### Record list

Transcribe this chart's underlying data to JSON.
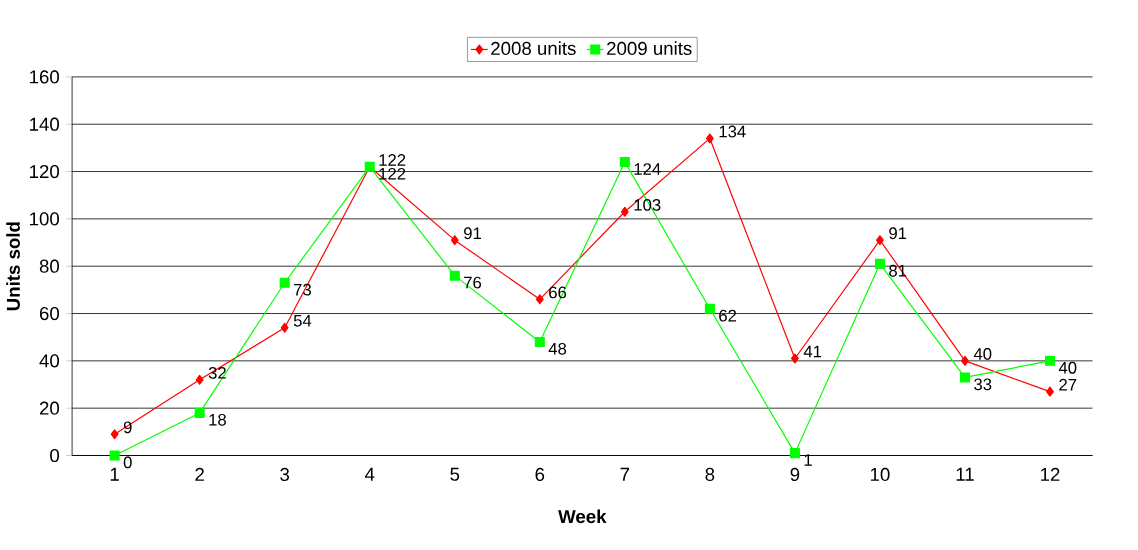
{
  "chart_data": {
    "type": "line",
    "xlabel": "Week",
    "ylabel": "Units sold",
    "categories": [
      "1",
      "2",
      "3",
      "4",
      "5",
      "6",
      "7",
      "8",
      "9",
      "10",
      "11",
      "12"
    ],
    "series": [
      {
        "name": "2008 units",
        "color": "#ff0000",
        "marker": "diamond",
        "values": [
          9,
          32,
          54,
          122,
          91,
          66,
          103,
          134,
          41,
          91,
          40,
          27
        ]
      },
      {
        "name": "2009 units",
        "color": "#00ff00",
        "marker": "square",
        "values": [
          0,
          18,
          73,
          122,
          76,
          48,
          124,
          62,
          1,
          81,
          33,
          40
        ]
      }
    ],
    "ylim": [
      0,
      160
    ],
    "yticks": [
      0,
      20,
      40,
      60,
      80,
      100,
      120,
      140,
      160
    ],
    "grid": "y",
    "legend": "top",
    "data_labels": true,
    "line_style": "solid"
  }
}
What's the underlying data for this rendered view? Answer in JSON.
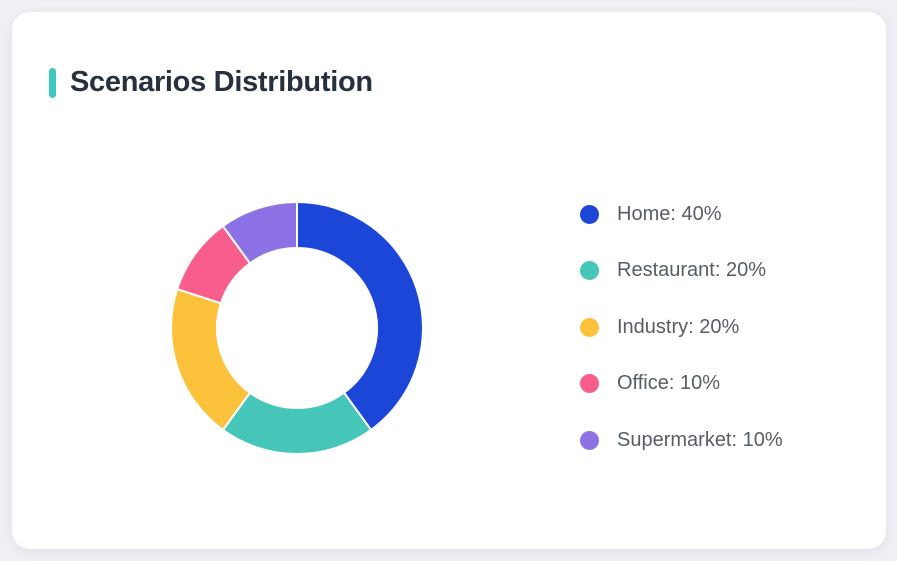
{
  "page": {
    "background_color": "#eef0f4"
  },
  "card": {
    "title": "Scenarios Distribution",
    "accent_color": "#3ec6c0",
    "background_color": "#ffffff"
  },
  "chart_data": {
    "type": "pie",
    "variant": "donut",
    "title": "Scenarios Distribution",
    "categories": [
      "Home",
      "Restaurant",
      "Industry",
      "Office",
      "Supermarket"
    ],
    "values": [
      40,
      20,
      20,
      10,
      10
    ],
    "unit": "%",
    "colors": [
      "#1c46d8",
      "#45c6b8",
      "#fcc23c",
      "#f95d8b",
      "#8c72e4"
    ],
    "start_angle_deg": 0,
    "direction": "clockwise",
    "inner_radius_ratio": 0.635,
    "segment_gap_color": "#ffffff",
    "legend": {
      "position": "right",
      "entries": [
        "Home: 40%",
        "Restaurant: 20%",
        "Industry: 20%",
        "Office: 10%",
        "Supermarket: 10%"
      ]
    }
  }
}
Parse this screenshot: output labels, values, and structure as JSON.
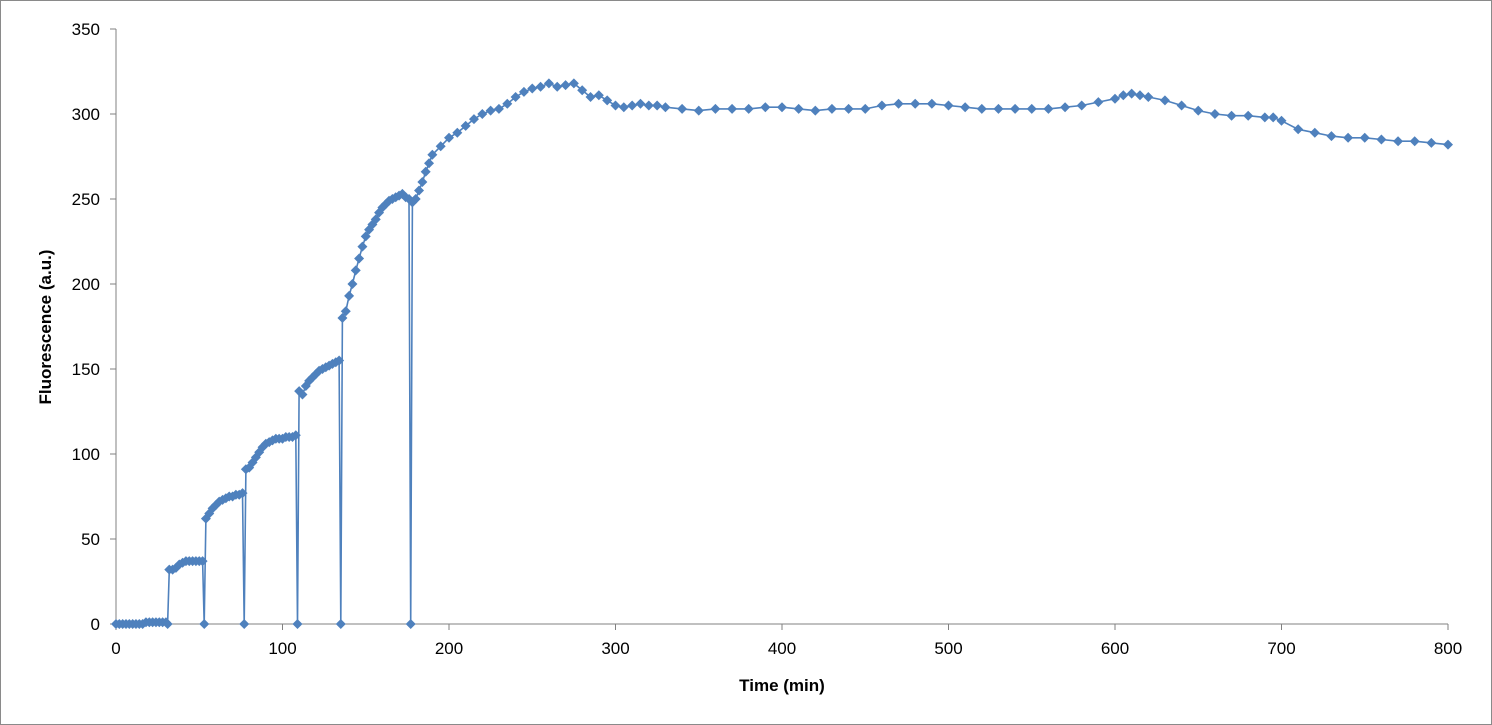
{
  "chart_data": {
    "type": "scatter",
    "title": "",
    "xlabel": "Time (min)",
    "ylabel": "Fluorescence (a.u.)",
    "xlim": [
      0,
      800
    ],
    "ylim": [
      0,
      350
    ],
    "xticks": [
      0,
      100,
      200,
      300,
      400,
      500,
      600,
      700,
      800
    ],
    "yticks": [
      0,
      50,
      100,
      150,
      200,
      250,
      300,
      350
    ],
    "grid": false,
    "legend": "none",
    "marker": "diamond",
    "connected": true,
    "color": "#4F81BD",
    "series": [
      {
        "x": [
          0,
          2,
          4,
          6,
          8,
          10,
          12,
          14,
          16,
          18,
          20,
          22,
          24,
          26,
          28,
          30,
          31,
          32,
          34,
          36,
          38,
          40,
          42,
          44,
          46,
          48,
          50,
          52,
          53,
          54,
          56,
          58,
          60,
          62,
          64,
          66,
          68,
          70,
          72,
          74,
          76,
          77,
          78,
          80,
          82,
          84,
          86,
          88,
          90,
          92,
          94,
          96,
          98,
          100,
          102,
          104,
          106,
          108,
          109,
          110,
          112,
          114,
          116,
          118,
          120,
          122,
          124,
          126,
          128,
          130,
          132,
          134,
          135,
          136,
          138,
          140,
          142,
          144,
          146,
          148,
          150,
          152,
          154,
          156,
          158,
          160,
          162,
          164,
          166,
          168,
          170,
          172,
          174,
          176,
          177,
          178,
          180,
          182,
          184,
          186,
          188,
          190,
          195,
          200,
          205,
          210,
          215,
          220,
          225,
          230,
          235,
          240,
          245,
          250,
          255,
          260,
          265,
          270,
          275,
          280,
          285,
          290,
          295,
          300,
          305,
          310,
          315,
          320,
          325,
          330,
          340,
          350,
          360,
          370,
          380,
          390,
          400,
          410,
          420,
          430,
          440,
          450,
          460,
          470,
          480,
          490,
          500,
          510,
          520,
          530,
          540,
          550,
          560,
          570,
          580,
          590,
          600,
          605,
          610,
          615,
          620,
          630,
          640,
          650,
          660,
          670,
          680,
          690,
          695,
          700,
          710,
          720,
          730,
          740,
          750,
          760,
          770,
          780,
          790,
          800
        ],
        "y": [
          0,
          0,
          0,
          0,
          0,
          0,
          0,
          0,
          0,
          1,
          1,
          1,
          1,
          1,
          1,
          1,
          0,
          32,
          32,
          33,
          35,
          36,
          37,
          37,
          37,
          37,
          37,
          37,
          0,
          62,
          65,
          68,
          70,
          72,
          73,
          74,
          75,
          75,
          76,
          76,
          77,
          0,
          91,
          92,
          95,
          98,
          101,
          104,
          106,
          107,
          108,
          109,
          109,
          109,
          110,
          110,
          110,
          111,
          0,
          137,
          135,
          140,
          143,
          145,
          147,
          149,
          150,
          151,
          152,
          153,
          154,
          155,
          0,
          180,
          184,
          193,
          200,
          208,
          215,
          222,
          228,
          232,
          235,
          238,
          242,
          245,
          247,
          249,
          250,
          251,
          252,
          253,
          251,
          250,
          0,
          248,
          250,
          255,
          260,
          266,
          271,
          276,
          281,
          286,
          289,
          293,
          297,
          300,
          302,
          303,
          306,
          310,
          313,
          315,
          316,
          318,
          316,
          317,
          318,
          314,
          310,
          311,
          308,
          305,
          304,
          305,
          306,
          305,
          305,
          304,
          303,
          302,
          303,
          303,
          303,
          304,
          304,
          303,
          302,
          303,
          303,
          303,
          305,
          306,
          306,
          306,
          305,
          304,
          303,
          303,
          303,
          303,
          303,
          304,
          305,
          307,
          309,
          311,
          312,
          311,
          310,
          308,
          305,
          302,
          300,
          299,
          299,
          298,
          298,
          296,
          291,
          289,
          287,
          286,
          286,
          285,
          284,
          284,
          283,
          282
        ]
      }
    ]
  }
}
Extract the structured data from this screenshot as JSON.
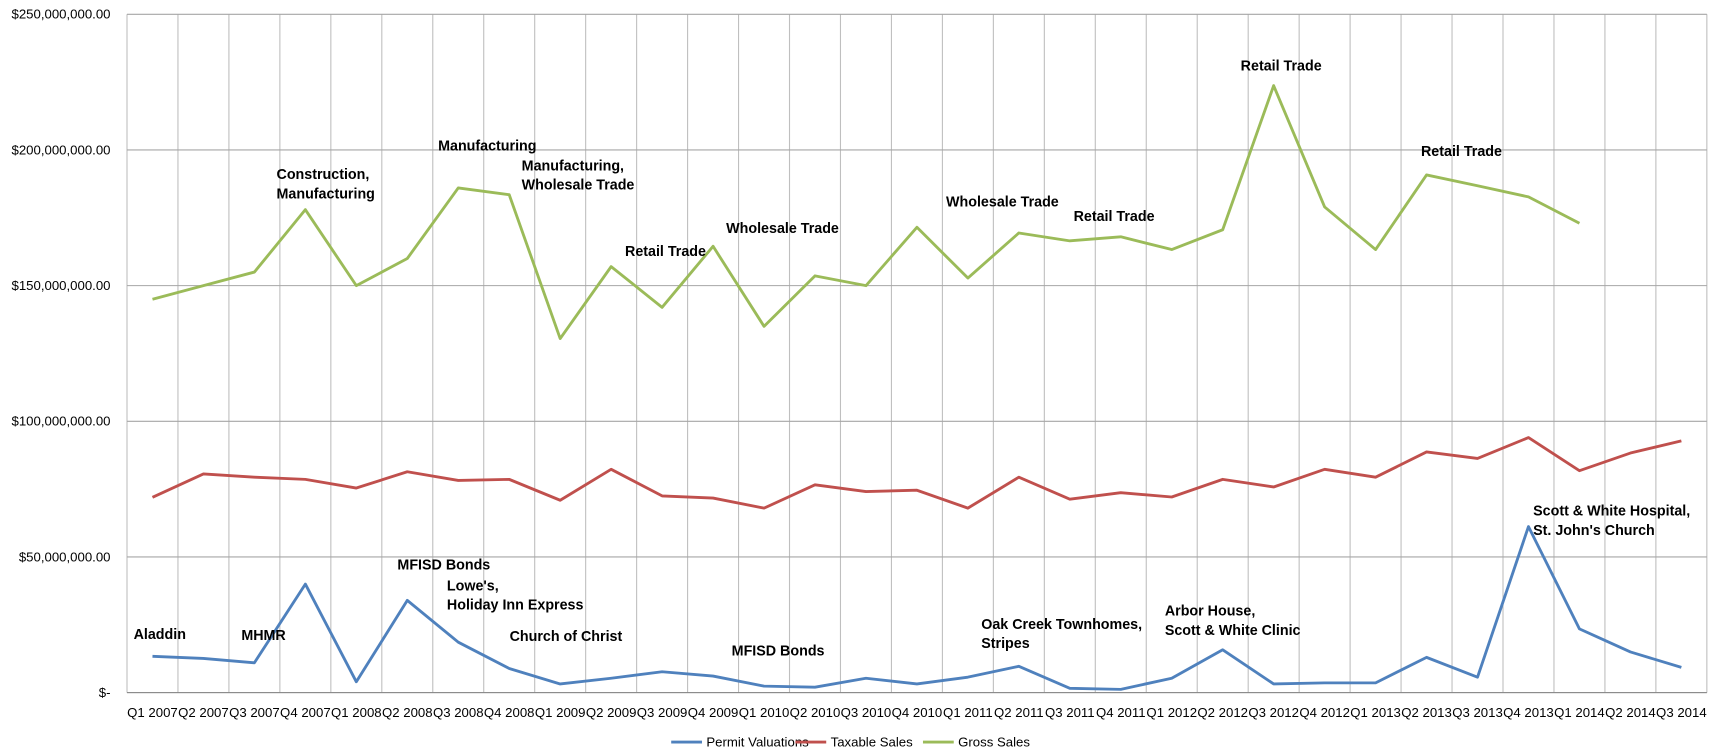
{
  "chart_data": {
    "type": "line",
    "categories": [
      "Q1 2007",
      "Q2 2007",
      "Q3 2007",
      "Q4 2007",
      "Q1 2008",
      "Q2 2008",
      "Q3 2008",
      "Q4 2008",
      "Q1 2009",
      "Q2 2009",
      "Q3 2009",
      "Q4 2009",
      "Q1 2010",
      "Q2 2010",
      "Q3 2010",
      "Q4 2010",
      "Q1 2011",
      "Q2 2011",
      "Q3 2011",
      "Q4 2011",
      "Q1 2012",
      "Q2 2012",
      "Q3 2012",
      "Q4 2012",
      "Q1 2013",
      "Q2 2013",
      "Q3 2013",
      "Q4 2013",
      "Q1 2014",
      "Q2 2014",
      "Q3 2014"
    ],
    "series": [
      {
        "name": "Permit Valuations",
        "color": "#4f81bd",
        "values": [
          13400000,
          12600000,
          11000000,
          40000000,
          4000000,
          34000000,
          18600000,
          8900000,
          3200000,
          5300000,
          7700000,
          6100000,
          2400000,
          2000000,
          5300000,
          3200000,
          5700000,
          9700000,
          1600000,
          1200000,
          5300000,
          15800000,
          3200000,
          3600000,
          3600000,
          13000000,
          5700000,
          61200000,
          23500000,
          15000000,
          9300000
        ]
      },
      {
        "name": "Taxable Sales",
        "color": "#c0504d",
        "values": [
          72000000,
          80600000,
          79400000,
          78600000,
          75400000,
          81400000,
          78200000,
          78600000,
          70900000,
          82300000,
          72500000,
          71700000,
          68000000,
          76600000,
          74100000,
          74600000,
          68000000,
          79400000,
          71300000,
          73700000,
          72100000,
          78600000,
          75800000,
          82300000,
          79400000,
          88700000,
          86300000,
          94000000,
          81800000,
          88300000,
          92800000
        ]
      },
      {
        "name": "Gross Sales",
        "color": "#9bbb59",
        "values": [
          145000000,
          150000000,
          155000000,
          178000000,
          150000000,
          160000000,
          186000000,
          183500000,
          130500000,
          157000000,
          142000000,
          164500000,
          135000000,
          153600000,
          150000000,
          171500000,
          152800000,
          169400000,
          166500000,
          168000000,
          163300000,
          170600000,
          223700000,
          179000000,
          163300000,
          190800000,
          186800000,
          182700000,
          173000000,
          null,
          null
        ]
      }
    ],
    "ylim": [
      0,
      250000000
    ],
    "yticks": [
      {
        "value": 0,
        "label": "$-"
      },
      {
        "value": 50000000,
        "label": "$50,000,000.00"
      },
      {
        "value": 100000000,
        "label": "$100,000,000.00"
      },
      {
        "value": 150000000,
        "label": "$150,000,000.00"
      },
      {
        "value": 200000000,
        "label": "$200,000,000.00"
      },
      {
        "value": 250000000,
        "label": "$250,000,000.00"
      }
    ],
    "grid": true,
    "legend": "bottom",
    "annotations": [
      [
        "Aladdin"
      ],
      [
        "MHMR"
      ],
      [
        "Construction,",
        "Manufacturing"
      ],
      [
        "Manufacturing"
      ],
      [
        "MFISD Bonds"
      ],
      [
        "Lowe's,",
        "Holiday Inn Express"
      ],
      [
        "Manufacturing,",
        "Wholesale Trade"
      ],
      [
        "Church of Christ"
      ],
      [
        "Retail Trade"
      ],
      [
        "Wholesale Trade"
      ],
      [
        "MFISD Bonds"
      ],
      [
        "Wholesale Trade"
      ],
      [
        "Oak Creek Townhomes,",
        "Stripes"
      ],
      [
        "Retail Trade"
      ],
      [
        "Arbor House,",
        "Scott & White Clinic"
      ],
      [
        "Retail Trade"
      ],
      [
        "Retail Trade"
      ],
      [
        "Scott & White Hospital,",
        "St. John's Church"
      ]
    ]
  }
}
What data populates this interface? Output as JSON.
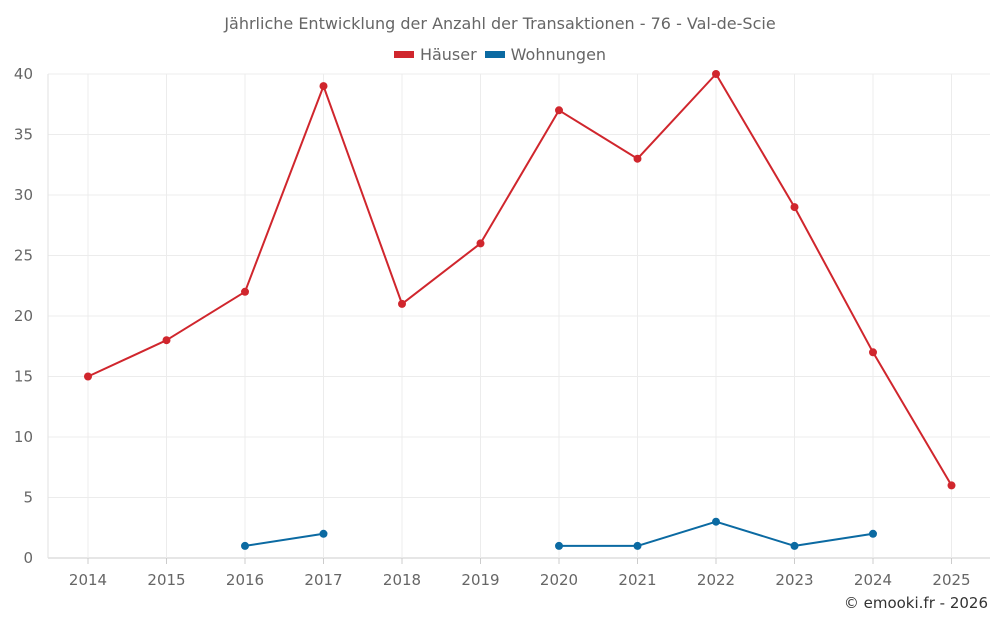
{
  "chart_data": {
    "type": "line",
    "title": "Jährliche Entwicklung der Anzahl der Transaktionen - 76 - Val-de-Scie",
    "x": [
      "2014",
      "2015",
      "2016",
      "2017",
      "2018",
      "2019",
      "2020",
      "2021",
      "2022",
      "2023",
      "2024",
      "2025"
    ],
    "series": [
      {
        "name": "Häuser",
        "color": "#d0262d",
        "values": [
          15,
          18,
          22,
          39,
          21,
          26,
          37,
          33,
          40,
          29,
          17,
          6
        ]
      },
      {
        "name": "Wohnungen",
        "color": "#0b6aa2",
        "values": [
          null,
          null,
          1,
          2,
          null,
          null,
          1,
          1,
          3,
          1,
          2,
          null
        ]
      }
    ],
    "ylim": [
      0,
      40
    ],
    "yticks": [
      0,
      5,
      10,
      15,
      20,
      25,
      30,
      35,
      40
    ],
    "grid": true,
    "legend": "top-center"
  },
  "footer": {
    "credit": "© emooki.fr - 2026"
  }
}
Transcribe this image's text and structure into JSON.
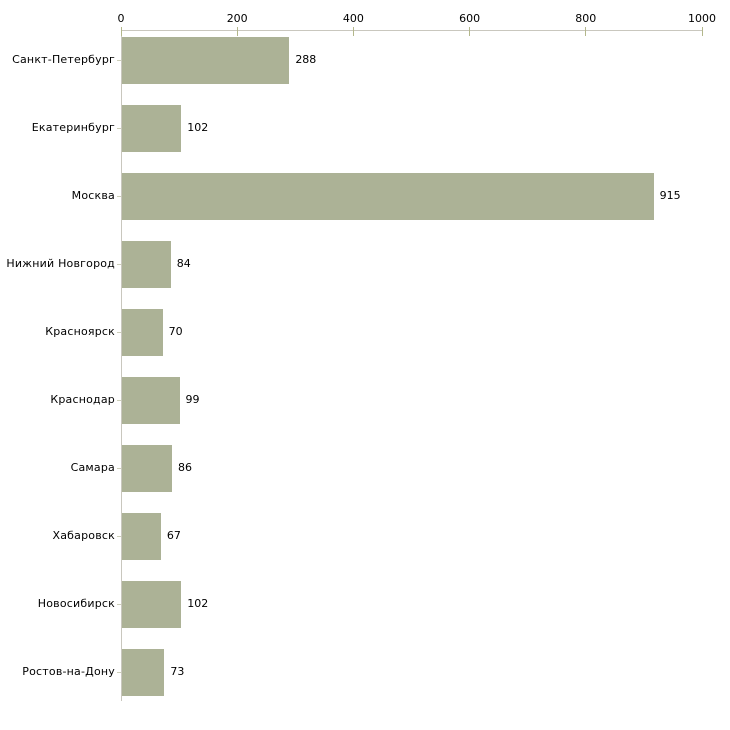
{
  "chart_data": {
    "type": "bar",
    "orientation": "horizontal",
    "title": "",
    "xlabel": "",
    "ylabel": "",
    "categories": [
      "Санкт-Петербург",
      "Екатеринбург",
      "Москва",
      "Нижний Новгород",
      "Красноярск",
      "Краснодар",
      "Самара",
      "Хабаровск",
      "Новосибирск",
      "Ростов-на-Дону"
    ],
    "values": [
      288,
      102,
      915,
      84,
      70,
      99,
      86,
      67,
      102,
      73
    ],
    "xlim": [
      0,
      1000
    ],
    "x_ticks": [
      0,
      200,
      400,
      600,
      800,
      1000
    ],
    "value_labels_shown": true,
    "grid": false,
    "legend": false,
    "axis_position": "top",
    "colors": {
      "bar": "#ACB296",
      "axis_line": "#C9C7BE",
      "x_tick": "#B3B78B",
      "category_tick": "#CDCFBA",
      "text": "#000000",
      "background": "#ffffff"
    }
  }
}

### What the task asks
Filter the records above for lines containing the word "ylabel", and copy those lines.

### Completed exercise
    "ylabel": "Units sold",
    "ylabel": "Fluorescence (a.u.)",
    "ylabel": "",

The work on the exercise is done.